Exercise directions:
Can you output the records below exactly as they are written?

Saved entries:
▬▬▬▬▬▬

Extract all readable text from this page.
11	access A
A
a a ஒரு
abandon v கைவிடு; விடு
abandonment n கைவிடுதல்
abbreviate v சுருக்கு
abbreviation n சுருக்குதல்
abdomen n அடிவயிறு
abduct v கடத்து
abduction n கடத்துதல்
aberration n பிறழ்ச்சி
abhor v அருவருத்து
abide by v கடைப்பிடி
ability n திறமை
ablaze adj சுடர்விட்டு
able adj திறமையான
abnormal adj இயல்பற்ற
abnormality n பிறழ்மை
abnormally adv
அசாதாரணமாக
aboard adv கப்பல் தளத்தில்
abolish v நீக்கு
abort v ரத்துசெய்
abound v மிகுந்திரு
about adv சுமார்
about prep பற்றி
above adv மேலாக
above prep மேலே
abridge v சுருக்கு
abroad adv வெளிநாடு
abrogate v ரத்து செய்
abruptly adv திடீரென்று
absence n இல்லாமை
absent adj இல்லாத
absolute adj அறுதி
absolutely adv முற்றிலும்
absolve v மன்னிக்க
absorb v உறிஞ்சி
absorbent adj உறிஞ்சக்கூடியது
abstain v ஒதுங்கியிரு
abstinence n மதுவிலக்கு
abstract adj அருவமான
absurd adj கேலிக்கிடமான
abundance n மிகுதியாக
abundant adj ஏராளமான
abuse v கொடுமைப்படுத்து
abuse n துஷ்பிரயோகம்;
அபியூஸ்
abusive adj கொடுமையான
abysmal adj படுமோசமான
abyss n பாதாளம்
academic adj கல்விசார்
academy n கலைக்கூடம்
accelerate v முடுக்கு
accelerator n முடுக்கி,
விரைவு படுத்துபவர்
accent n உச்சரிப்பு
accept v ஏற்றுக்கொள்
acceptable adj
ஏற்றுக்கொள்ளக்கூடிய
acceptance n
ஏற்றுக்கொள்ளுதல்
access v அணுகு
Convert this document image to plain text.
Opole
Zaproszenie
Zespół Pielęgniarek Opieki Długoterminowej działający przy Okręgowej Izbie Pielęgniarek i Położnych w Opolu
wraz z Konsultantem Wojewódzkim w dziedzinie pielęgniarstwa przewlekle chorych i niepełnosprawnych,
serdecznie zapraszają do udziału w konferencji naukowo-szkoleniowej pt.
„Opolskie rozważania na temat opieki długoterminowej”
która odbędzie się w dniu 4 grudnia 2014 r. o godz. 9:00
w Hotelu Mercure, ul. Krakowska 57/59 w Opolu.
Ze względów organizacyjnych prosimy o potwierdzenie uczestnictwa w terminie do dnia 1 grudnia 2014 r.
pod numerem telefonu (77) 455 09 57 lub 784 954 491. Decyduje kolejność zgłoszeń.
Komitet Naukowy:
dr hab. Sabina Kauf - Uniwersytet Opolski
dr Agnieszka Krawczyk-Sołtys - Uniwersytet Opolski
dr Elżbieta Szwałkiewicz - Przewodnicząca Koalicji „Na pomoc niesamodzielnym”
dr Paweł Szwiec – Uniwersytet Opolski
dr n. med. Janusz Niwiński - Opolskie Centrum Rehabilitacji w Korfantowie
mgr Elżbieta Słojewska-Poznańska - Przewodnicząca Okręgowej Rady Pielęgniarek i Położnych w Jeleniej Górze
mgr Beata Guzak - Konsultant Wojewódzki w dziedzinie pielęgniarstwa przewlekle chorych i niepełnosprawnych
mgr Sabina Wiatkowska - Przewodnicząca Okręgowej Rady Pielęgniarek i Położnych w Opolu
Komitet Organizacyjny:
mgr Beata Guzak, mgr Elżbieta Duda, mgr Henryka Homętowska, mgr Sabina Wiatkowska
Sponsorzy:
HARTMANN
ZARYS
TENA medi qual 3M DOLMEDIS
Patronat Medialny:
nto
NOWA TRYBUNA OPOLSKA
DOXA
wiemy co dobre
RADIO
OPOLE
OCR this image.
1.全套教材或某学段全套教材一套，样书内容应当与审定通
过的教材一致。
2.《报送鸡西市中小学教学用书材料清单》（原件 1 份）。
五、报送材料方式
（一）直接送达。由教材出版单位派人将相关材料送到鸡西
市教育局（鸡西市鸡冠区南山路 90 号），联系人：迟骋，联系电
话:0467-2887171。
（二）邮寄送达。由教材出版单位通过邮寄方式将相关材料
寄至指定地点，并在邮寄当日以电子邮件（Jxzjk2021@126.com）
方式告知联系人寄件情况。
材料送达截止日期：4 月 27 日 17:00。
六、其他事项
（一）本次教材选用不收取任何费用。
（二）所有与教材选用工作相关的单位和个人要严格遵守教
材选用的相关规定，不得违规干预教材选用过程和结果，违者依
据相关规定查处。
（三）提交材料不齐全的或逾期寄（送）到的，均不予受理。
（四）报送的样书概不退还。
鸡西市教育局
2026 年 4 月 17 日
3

▬▬▬▬▬▬

Result of the exercise:
Extract all readable text from this page.
11	access A
A
a a ஒரு
abandon v கைவிடு; விடு
abandonment n கைவிடுதல்
abbreviate v சுருக்கு
abbreviation n சுருக்குதல்
abdomen n அடிவயிறு
abduct v கடத்து
abduction n கடத்துதல்
aberration n பிறழ்ச்சி
abhor v அருவருத்து
abide by v கடைப்பிடி
ability n திறமை
ablaze adj சுடர்விட்டு
able adj திறமையான
abnormal adj இயல்பற்ற
abnormality n பிறழ்மை
abnormally adv
அசாதாரணமாக
aboard adv கப்பல் தளத்தில்
abolish v நீக்கு
abort v ரத்துசெய்
abound v மிகுந்திரு
about adv சுமார்
about prep பற்றி
above adv மேலாக
above prep மேலே
abridge v சுருக்கு
abroad adv வெளிநாடு
abrogate v ரத்து செய்
abruptly adv திடீரென்று
absence n இல்லாமை
absent adj இல்லாத
absolute adj அறுதி
absolutely adv முற்றிலும்
absolve v மன்னிக்க
absorb v உறிஞ்சி
absorbent adj உறிஞ்சக்கூடியது
abstain v ஒதுங்கியிரு
abstinence n மதுவிலக்கு
abstract adj அருவமான
absurd adj கேலிக்கிடமான
abundance n மிகுதியாக
abundant adj ஏராளமான
abuse v கொடுமைப்படுத்து
abuse n துஷ்பிரயோகம்;
அபியூஸ்
abusive adj கொடுமையான
abysmal adj படுமோசமான
abyss n பாதாளம்
academic adj கல்விசார்
academy n கலைக்கூடம்
accelerate v முடுக்கு
accelerator n முடுக்கி,
விரைவு படுத்துபவர்
accent n உச்சரிப்பு
accept v ஏற்றுக்கொள்
acceptable adj
ஏற்றுக்கொள்ளக்கூடிய
acceptance n
ஏற்றுக்கொள்ளுதல்
access v அணுகு
Convert this document image to plain text.
Opole
Zaproszenie
Zespół Pielęgniarek Opieki Długoterminowej działający przy Okręgowej Izbie Pielęgniarek i Położnych w Opolu
wraz z Konsultantem Wojewódzkim w dziedzinie pielęgniarstwa przewlekle chorych i niepełnosprawnych,
serdecznie zapraszają do udziału w konferencji naukowo-szkoleniowej pt.
„Opolskie rozważania na temat opieki długoterminowej”
która odbędzie się w dniu 4 grudnia 2014 r. o godz. 9:00
w Hotelu Mercure, ul. Krakowska 57/59 w Opolu.
Ze względów organizacyjnych prosimy o potwierdzenie uczestnictwa w terminie do dnia 1 grudnia 2014 r.
pod numerem telefonu (77) 455 09 57 lub 784 954 491. Decyduje kolejność zgłoszeń.
Komitet Naukowy:
dr hab. Sabina Kauf - Uniwersytet Opolski
dr Agnieszka Krawczyk-Sołtys - Uniwersytet Opolski
dr Elżbieta Szwałkiewicz - Przewodnicząca Koalicji „Na pomoc niesamodzielnym”
dr Paweł Szwiec – Uniwersytet Opolski
dr n. med. Janusz Niwiński - Opolskie Centrum Rehabilitacji w Korfantowie
mgr Elżbieta Słojewska-Poznańska - Przewodnicząca Okręgowej Rady Pielęgniarek i Położnych w Jeleniej Górze
mgr Beata Guzak - Konsultant Wojewódzki w dziedzinie pielęgniarstwa przewlekle chorych i niepełnosprawnych
mgr Sabina Wiatkowska - Przewodnicząca Okręgowej Rady Pielęgniarek i Położnych w Opolu
Komitet Organizacyjny:
mgr Beata Guzak, mgr Elżbieta Duda, mgr Henryka Homętowska, mgr Sabina Wiatkowska
Sponsorzy:
HARTMANN
ZARYS
TENA medi qual 3M DOLMEDIS
Patronat Medialny:
nto
NOWA TRYBUNA OPOLSKA
DOXA
wiemy co dobre
RADIO
OPOLE
OCR this image.
1.全套教材或某学段全套教材一套，样书内容应当与审定通
过的教材一致。
2.《报送鸡西市中小学教学用书材料清单》（原件 1 份）。
五、报送材料方式
（一）直接送达。由教材出版单位派人将相关材料送到鸡西
市教育局（鸡西市鸡冠区南山路 90 号），联系人：迟骋，联系电
话:0467-2887171。
（二）邮寄送达。由教材出版单位通过邮寄方式将相关材料
寄至指定地点，并在邮寄当日以电子邮件（Jxzjk2021@126.com）
方式告知联系人寄件情况。
材料送达截止日期：4 月 27 日 17:00。
六、其他事项
（一）本次教材选用不收取任何费用。
（二）所有与教材选用工作相关的单位和个人要严格遵守教
材选用的相关规定，不得违规干预教材选用过程和结果，违者依
据相关规定查处。
（三）提交材料不齐全的或逾期寄（送）到的，均不予受理。
（四）报送的样书概不退还。
鸡西市教育局
2026 年 4 月 17 日
3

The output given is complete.